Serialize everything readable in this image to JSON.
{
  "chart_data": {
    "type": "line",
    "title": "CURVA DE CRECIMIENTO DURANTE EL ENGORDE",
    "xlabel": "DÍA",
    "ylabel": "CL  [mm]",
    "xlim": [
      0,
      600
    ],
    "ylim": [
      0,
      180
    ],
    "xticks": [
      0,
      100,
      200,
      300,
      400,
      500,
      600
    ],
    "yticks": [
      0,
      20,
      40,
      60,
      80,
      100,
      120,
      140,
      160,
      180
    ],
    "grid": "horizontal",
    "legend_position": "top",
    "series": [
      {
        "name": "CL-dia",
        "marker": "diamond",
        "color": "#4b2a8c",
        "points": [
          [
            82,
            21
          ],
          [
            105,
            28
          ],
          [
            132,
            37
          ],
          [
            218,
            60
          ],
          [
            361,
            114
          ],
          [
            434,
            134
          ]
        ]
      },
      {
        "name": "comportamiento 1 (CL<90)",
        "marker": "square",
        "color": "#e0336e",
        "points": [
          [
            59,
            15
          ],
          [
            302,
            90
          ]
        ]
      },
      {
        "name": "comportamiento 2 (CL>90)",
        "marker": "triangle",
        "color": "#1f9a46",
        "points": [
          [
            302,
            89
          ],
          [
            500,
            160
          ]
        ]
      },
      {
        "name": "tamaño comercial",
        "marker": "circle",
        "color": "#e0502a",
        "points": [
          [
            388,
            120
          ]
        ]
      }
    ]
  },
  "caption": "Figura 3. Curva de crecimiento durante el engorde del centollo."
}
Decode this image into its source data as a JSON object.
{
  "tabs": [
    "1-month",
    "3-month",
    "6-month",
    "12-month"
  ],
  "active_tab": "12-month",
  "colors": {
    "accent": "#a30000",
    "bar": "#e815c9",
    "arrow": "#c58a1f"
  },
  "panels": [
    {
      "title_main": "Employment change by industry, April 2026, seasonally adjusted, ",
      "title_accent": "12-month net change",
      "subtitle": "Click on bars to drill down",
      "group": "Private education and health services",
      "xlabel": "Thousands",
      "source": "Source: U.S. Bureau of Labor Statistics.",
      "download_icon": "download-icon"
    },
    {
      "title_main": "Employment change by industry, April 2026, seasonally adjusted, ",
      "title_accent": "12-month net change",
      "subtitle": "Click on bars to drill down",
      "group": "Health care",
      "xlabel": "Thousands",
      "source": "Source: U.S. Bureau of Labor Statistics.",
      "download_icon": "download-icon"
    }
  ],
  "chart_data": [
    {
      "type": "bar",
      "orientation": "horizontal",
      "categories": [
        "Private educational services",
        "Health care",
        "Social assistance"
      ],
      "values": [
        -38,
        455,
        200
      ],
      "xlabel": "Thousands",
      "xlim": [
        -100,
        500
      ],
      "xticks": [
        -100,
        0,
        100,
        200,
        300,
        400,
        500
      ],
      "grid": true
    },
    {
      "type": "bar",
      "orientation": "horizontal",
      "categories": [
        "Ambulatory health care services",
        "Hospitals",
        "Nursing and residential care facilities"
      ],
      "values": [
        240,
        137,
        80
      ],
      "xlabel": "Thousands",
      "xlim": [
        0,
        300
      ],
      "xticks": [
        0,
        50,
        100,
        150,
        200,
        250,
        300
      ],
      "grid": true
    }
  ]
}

________________

REQUIRED WORK: Give the complete listing a second time, exactly as it reads.

OUTPUT:
Serialize everything readable in this image to JSON.
{
  "chart_data": {
    "type": "line",
    "title": "CURVA DE CRECIMIENTO DURANTE EL ENGORDE",
    "xlabel": "DÍA",
    "ylabel": "CL  [mm]",
    "xlim": [
      0,
      600
    ],
    "ylim": [
      0,
      180
    ],
    "xticks": [
      0,
      100,
      200,
      300,
      400,
      500,
      600
    ],
    "yticks": [
      0,
      20,
      40,
      60,
      80,
      100,
      120,
      140,
      160,
      180
    ],
    "grid": "horizontal",
    "legend_position": "top",
    "series": [
      {
        "name": "CL-dia",
        "marker": "diamond",
        "color": "#4b2a8c",
        "points": [
          [
            82,
            21
          ],
          [
            105,
            28
          ],
          [
            132,
            37
          ],
          [
            218,
            60
          ],
          [
            361,
            114
          ],
          [
            434,
            134
          ]
        ]
      },
      {
        "name": "comportamiento 1 (CL<90)",
        "marker": "square",
        "color": "#e0336e",
        "points": [
          [
            59,
            15
          ],
          [
            302,
            90
          ]
        ]
      },
      {
        "name": "comportamiento 2 (CL>90)",
        "marker": "triangle",
        "color": "#1f9a46",
        "points": [
          [
            302,
            89
          ],
          [
            500,
            160
          ]
        ]
      },
      {
        "name": "tamaño comercial",
        "marker": "circle",
        "color": "#e0502a",
        "points": [
          [
            388,
            120
          ]
        ]
      }
    ]
  },
  "caption": "Figura 3. Curva de crecimiento durante el engorde del centollo."
}
Decode this image into its source data as a JSON object.
{
  "tabs": [
    "1-month",
    "3-month",
    "6-month",
    "12-month"
  ],
  "active_tab": "12-month",
  "colors": {
    "accent": "#a30000",
    "bar": "#e815c9",
    "arrow": "#c58a1f"
  },
  "panels": [
    {
      "title_main": "Employment change by industry, April 2026, seasonally adjusted, ",
      "title_accent": "12-month net change",
      "subtitle": "Click on bars to drill down",
      "group": "Private education and health services",
      "xlabel": "Thousands",
      "source": "Source: U.S. Bureau of Labor Statistics.",
      "download_icon": "download-icon"
    },
    {
      "title_main": "Employment change by industry, April 2026, seasonally adjusted, ",
      "title_accent": "12-month net change",
      "subtitle": "Click on bars to drill down",
      "group": "Health care",
      "xlabel": "Thousands",
      "source": "Source: U.S. Bureau of Labor Statistics.",
      "download_icon": "download-icon"
    }
  ],
  "chart_data": [
    {
      "type": "bar",
      "orientation": "horizontal",
      "categories": [
        "Private educational services",
        "Health care",
        "Social assistance"
      ],
      "values": [
        -38,
        455,
        200
      ],
      "xlabel": "Thousands",
      "xlim": [
        -100,
        500
      ],
      "xticks": [
        -100,
        0,
        100,
        200,
        300,
        400,
        500
      ],
      "grid": true
    },
    {
      "type": "bar",
      "orientation": "horizontal",
      "categories": [
        "Ambulatory health care services",
        "Hospitals",
        "Nursing and residential care facilities"
      ],
      "values": [
        240,
        137,
        80
      ],
      "xlabel": "Thousands",
      "xlim": [
        0,
        300
      ],
      "xticks": [
        0,
        50,
        100,
        150,
        200,
        250,
        300
      ],
      "grid": true
    }
  ]
}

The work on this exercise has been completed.